* _GOAL_: Pictures do not belong in the copy, so please give every entry below again exactly.

[start of RECORDS SHOWN]

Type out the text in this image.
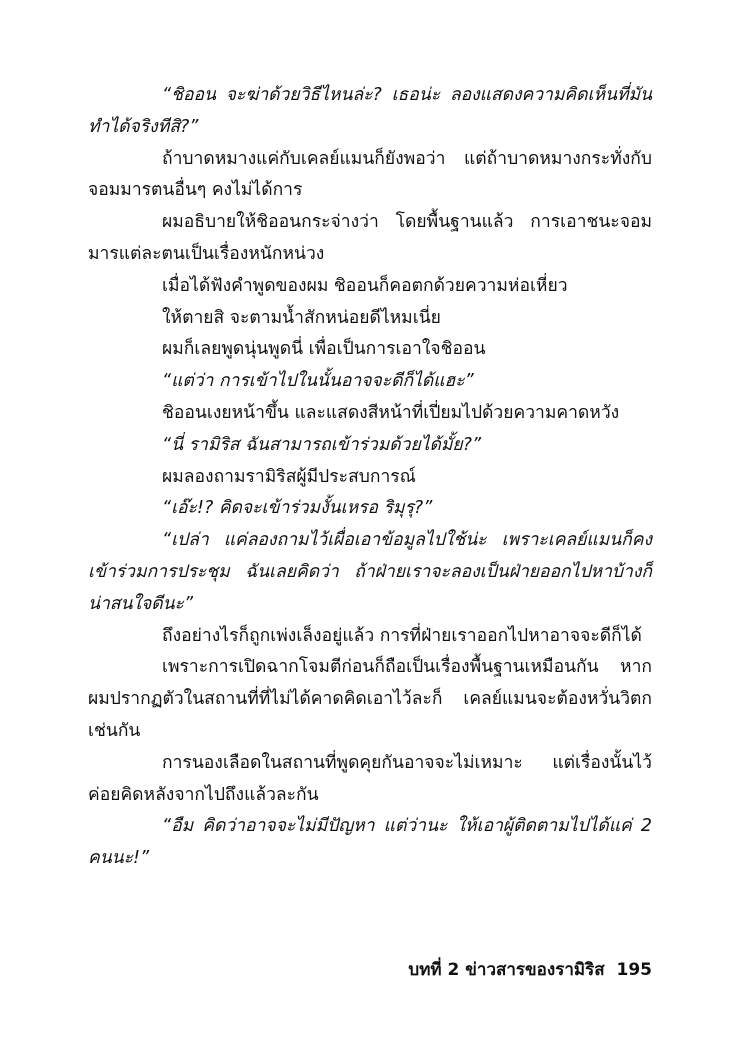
“ชิออน จะฆ่าด้วยวิธีไหนล่ะ? เธอน่ะ ลองแสดงความคิดเห็นที่มันทำได้จริงทีสิ?”

ถ้าบาดหมางแค่กับเคลย์แมนก็ยังพอว่า แต่ถ้าบาดหมางกระทั่งกับจอมมารตนอื่นๆ คงไม่ได้การ

ผมอธิบายให้ชิออนกระจ่างว่า โดยพื้นฐานแล้ว การเอาชนะจอมมารแต่ละตนเป็นเรื่องหนักหน่วง

เมื่อได้ฟังคำพูดของผม ชิออนก็คอตกด้วยความห่อเหี่ยว

ให้ตายสิ จะตามน้ำสักหน่อยดีไหมเนี่ย

ผมก็เลยพูดนุ่นพูดนี่ เพื่อเป็นการเอาใจชิออน

“แต่ว่า การเข้าไปในนั้นอาจจะดีก็ได้แฮะ”

ชิออนเงยหน้าขึ้น และแสดงสีหน้าที่เปี่ยมไปด้วยความคาดหวัง

“นี่ รามิริส ฉันสามารถเข้าร่วมด้วยได้มั้ย?”

ผมลองถามรามิริสผู้มีประสบการณ์

“เอ๊ะ!? คิดจะเข้าร่วมงั้นเหรอ ริมุรุ?”

“เปล่า แค่ลองถามไว้เผื่อเอาข้อมูลไปใช้น่ะ เพราะเคลย์แมนก็คงเข้าร่วมการประชุม ฉันเลยคิดว่า ถ้าฝ่ายเราจะลองเป็นฝ่ายออกไปหาบ้างก็น่าสนใจดีนะ”

ถึงอย่างไรก็ถูกเพ่งเล็งอยู่แล้ว การที่ฝ่ายเราออกไปหาอาจจะดีก็ได้

เพราะการเปิดฉากโจมตีก่อนก็ถือเป็นเรื่องพื้นฐานเหมือนกัน หากผมปรากฏตัวในสถานที่ที่ไม่ได้คาดคิดเอาไว้ละก็ เคลย์แมนจะต้องหวั่นวิตกเช่นกัน

การนองเลือดในสถานที่พูดคุยกันอาจจะไม่เหมาะ แต่เรื่องนั้นไว้ค่อยคิดหลังจากไปถึงแล้วละกัน

“อืม คิดว่าอาจจะไม่มีปัญหา แต่ว่านะ ให้เอาผู้ติดตามไปได้แค่ 2 คนนะ!”

บทที่ 2 ข่าวสารของรามิริส 195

[end of RECORDS SHOWN]

* _ANSWER BELOW_:
Type out the text in this image.
“ชิออน จะฆ่าด้วยวิธีไหนล่ะ? เธอน่ะ ลองแสดงความคิดเห็นที่มันทำได้จริงทีสิ?”

ถ้าบาดหมางแค่กับเคลย์แมนก็ยังพอว่า แต่ถ้าบาดหมางกระทั่งกับจอมมารตนอื่นๆ คงไม่ได้การ

ผมอธิบายให้ชิออนกระจ่างว่า โดยพื้นฐานแล้ว การเอาชนะจอมมารแต่ละตนเป็นเรื่องหนักหน่วง

เมื่อได้ฟังคำพูดของผม ชิออนก็คอตกด้วยความห่อเหี่ยว

ให้ตายสิ จะตามน้ำสักหน่อยดีไหมเนี่ย

ผมก็เลยพูดนุ่นพูดนี่ เพื่อเป็นการเอาใจชิออน

“แต่ว่า การเข้าไปในนั้นอาจจะดีก็ได้แฮะ”

ชิออนเงยหน้าขึ้น และแสดงสีหน้าที่เปี่ยมไปด้วยความคาดหวัง

“นี่ รามิริส ฉันสามารถเข้าร่วมด้วยได้มั้ย?”

ผมลองถามรามิริสผู้มีประสบการณ์

“เอ๊ะ!? คิดจะเข้าร่วมงั้นเหรอ ริมุรุ?”

“เปล่า แค่ลองถามไว้เผื่อเอาข้อมูลไปใช้น่ะ เพราะเคลย์แมนก็คงเข้าร่วมการประชุม ฉันเลยคิดว่า ถ้าฝ่ายเราจะลองเป็นฝ่ายออกไปหาบ้างก็น่าสนใจดีนะ”

ถึงอย่างไรก็ถูกเพ่งเล็งอยู่แล้ว การที่ฝ่ายเราออกไปหาอาจจะดีก็ได้

เพราะการเปิดฉากโจมตีก่อนก็ถือเป็นเรื่องพื้นฐานเหมือนกัน หากผมปรากฏตัวในสถานที่ที่ไม่ได้คาดคิดเอาไว้ละก็ เคลย์แมนจะต้องหวั่นวิตกเช่นกัน

การนองเลือดในสถานที่พูดคุยกันอาจจะไม่เหมาะ แต่เรื่องนั้นไว้ค่อยคิดหลังจากไปถึงแล้วละกัน

“อืม คิดว่าอาจจะไม่มีปัญหา แต่ว่านะ ให้เอาผู้ติดตามไปได้แค่ 2 คนนะ!”

บทที่ 2 ข่าวสารของรามิริส 195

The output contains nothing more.